Exercise goal: Search the listing below for the string "ˈvəɫnɨ" and copy every line where it occurs.

Material provided:
_ _ _ _ _
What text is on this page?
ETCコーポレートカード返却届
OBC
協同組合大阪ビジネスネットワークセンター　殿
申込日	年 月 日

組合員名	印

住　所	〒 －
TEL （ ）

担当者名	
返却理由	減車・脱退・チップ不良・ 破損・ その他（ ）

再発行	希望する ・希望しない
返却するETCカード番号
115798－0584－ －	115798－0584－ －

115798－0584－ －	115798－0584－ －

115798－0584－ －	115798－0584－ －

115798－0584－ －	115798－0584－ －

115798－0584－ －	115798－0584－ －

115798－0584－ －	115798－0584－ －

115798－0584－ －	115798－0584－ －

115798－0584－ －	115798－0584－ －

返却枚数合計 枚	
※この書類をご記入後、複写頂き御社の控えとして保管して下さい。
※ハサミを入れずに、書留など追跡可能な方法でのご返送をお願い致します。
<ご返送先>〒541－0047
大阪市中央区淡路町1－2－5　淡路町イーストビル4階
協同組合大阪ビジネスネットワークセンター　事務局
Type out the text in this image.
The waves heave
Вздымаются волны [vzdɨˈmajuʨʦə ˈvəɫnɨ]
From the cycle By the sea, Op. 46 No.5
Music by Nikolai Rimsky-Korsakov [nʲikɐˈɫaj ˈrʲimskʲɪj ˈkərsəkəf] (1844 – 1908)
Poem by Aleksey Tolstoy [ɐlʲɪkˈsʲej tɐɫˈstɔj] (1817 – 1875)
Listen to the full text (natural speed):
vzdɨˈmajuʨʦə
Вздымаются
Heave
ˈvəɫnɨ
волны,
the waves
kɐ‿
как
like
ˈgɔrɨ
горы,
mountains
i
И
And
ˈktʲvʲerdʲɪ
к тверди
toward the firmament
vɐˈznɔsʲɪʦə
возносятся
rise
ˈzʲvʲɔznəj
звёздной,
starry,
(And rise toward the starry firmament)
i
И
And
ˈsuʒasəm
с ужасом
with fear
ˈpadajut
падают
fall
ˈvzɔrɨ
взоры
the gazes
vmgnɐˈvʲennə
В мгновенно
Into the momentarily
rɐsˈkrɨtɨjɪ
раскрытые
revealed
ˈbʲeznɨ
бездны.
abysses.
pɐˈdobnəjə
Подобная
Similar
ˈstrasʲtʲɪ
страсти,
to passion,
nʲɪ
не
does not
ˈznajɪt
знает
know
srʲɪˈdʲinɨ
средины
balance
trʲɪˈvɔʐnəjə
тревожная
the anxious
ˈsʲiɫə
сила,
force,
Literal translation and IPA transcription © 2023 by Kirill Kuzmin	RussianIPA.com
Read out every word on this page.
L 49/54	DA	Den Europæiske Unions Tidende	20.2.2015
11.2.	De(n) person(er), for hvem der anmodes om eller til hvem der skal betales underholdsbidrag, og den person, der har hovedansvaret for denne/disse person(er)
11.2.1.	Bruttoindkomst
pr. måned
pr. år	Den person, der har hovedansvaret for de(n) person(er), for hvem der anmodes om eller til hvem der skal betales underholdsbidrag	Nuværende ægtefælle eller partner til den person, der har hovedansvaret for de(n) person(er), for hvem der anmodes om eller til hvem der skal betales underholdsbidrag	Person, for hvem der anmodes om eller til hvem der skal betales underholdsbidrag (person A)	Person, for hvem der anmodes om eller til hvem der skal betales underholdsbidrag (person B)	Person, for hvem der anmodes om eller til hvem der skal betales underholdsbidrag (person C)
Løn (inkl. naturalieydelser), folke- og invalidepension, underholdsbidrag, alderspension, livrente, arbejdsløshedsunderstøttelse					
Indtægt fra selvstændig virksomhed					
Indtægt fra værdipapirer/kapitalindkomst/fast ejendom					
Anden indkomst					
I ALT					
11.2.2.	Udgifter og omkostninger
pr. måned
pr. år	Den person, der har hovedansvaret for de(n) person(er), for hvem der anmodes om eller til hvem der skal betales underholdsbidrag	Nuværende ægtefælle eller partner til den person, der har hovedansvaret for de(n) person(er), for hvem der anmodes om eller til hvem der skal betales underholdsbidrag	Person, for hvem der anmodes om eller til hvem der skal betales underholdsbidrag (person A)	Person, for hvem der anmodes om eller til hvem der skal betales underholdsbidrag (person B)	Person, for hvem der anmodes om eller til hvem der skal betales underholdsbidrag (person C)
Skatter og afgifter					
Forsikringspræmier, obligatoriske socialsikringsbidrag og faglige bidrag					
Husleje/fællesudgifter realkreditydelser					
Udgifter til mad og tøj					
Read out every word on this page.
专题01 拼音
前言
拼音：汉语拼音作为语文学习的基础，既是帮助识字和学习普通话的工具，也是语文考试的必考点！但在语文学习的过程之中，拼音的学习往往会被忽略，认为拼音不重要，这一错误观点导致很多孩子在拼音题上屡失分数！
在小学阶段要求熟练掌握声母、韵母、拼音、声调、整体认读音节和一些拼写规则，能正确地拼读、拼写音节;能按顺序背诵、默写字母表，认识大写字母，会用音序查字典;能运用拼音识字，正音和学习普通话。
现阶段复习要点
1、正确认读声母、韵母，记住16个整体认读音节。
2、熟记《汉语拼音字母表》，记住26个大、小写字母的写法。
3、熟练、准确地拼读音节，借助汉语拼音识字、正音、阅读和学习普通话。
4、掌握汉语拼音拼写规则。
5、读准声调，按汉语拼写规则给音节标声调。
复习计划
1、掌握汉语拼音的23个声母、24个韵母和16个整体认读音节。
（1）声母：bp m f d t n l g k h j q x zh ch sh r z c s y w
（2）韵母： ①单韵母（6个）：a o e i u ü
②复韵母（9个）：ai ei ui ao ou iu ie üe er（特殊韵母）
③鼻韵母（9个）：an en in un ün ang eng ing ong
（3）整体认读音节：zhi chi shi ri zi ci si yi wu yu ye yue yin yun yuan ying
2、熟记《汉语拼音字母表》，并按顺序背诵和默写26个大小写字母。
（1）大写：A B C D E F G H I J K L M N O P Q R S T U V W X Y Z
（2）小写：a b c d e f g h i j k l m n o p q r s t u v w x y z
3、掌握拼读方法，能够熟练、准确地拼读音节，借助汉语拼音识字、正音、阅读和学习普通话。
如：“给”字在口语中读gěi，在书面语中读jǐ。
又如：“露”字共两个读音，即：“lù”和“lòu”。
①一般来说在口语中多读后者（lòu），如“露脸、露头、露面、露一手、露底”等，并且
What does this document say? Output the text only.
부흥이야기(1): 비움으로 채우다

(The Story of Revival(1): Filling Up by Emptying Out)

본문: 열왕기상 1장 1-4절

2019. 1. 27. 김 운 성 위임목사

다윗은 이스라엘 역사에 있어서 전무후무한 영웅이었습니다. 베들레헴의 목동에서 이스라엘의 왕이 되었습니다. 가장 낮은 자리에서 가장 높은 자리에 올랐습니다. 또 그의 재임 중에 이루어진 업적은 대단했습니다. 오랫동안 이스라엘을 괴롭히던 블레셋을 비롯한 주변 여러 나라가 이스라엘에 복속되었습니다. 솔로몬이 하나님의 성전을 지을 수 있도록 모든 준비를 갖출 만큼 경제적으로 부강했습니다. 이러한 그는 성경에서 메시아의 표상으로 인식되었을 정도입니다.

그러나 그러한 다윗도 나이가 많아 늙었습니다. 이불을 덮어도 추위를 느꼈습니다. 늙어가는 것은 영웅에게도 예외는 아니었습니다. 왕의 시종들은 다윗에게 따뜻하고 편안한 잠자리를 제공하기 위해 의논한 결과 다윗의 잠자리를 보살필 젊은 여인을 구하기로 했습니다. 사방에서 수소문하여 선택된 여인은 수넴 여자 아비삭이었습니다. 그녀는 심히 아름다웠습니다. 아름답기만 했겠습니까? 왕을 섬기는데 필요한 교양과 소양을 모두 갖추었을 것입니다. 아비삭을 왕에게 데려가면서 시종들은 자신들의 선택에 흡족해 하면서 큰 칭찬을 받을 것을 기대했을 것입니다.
_ _ _ _ _
Reply:
Вздымаются волны [vzdɨˈmajuʨʦə ˈvəɫnɨ]
ˈvəɫnɨ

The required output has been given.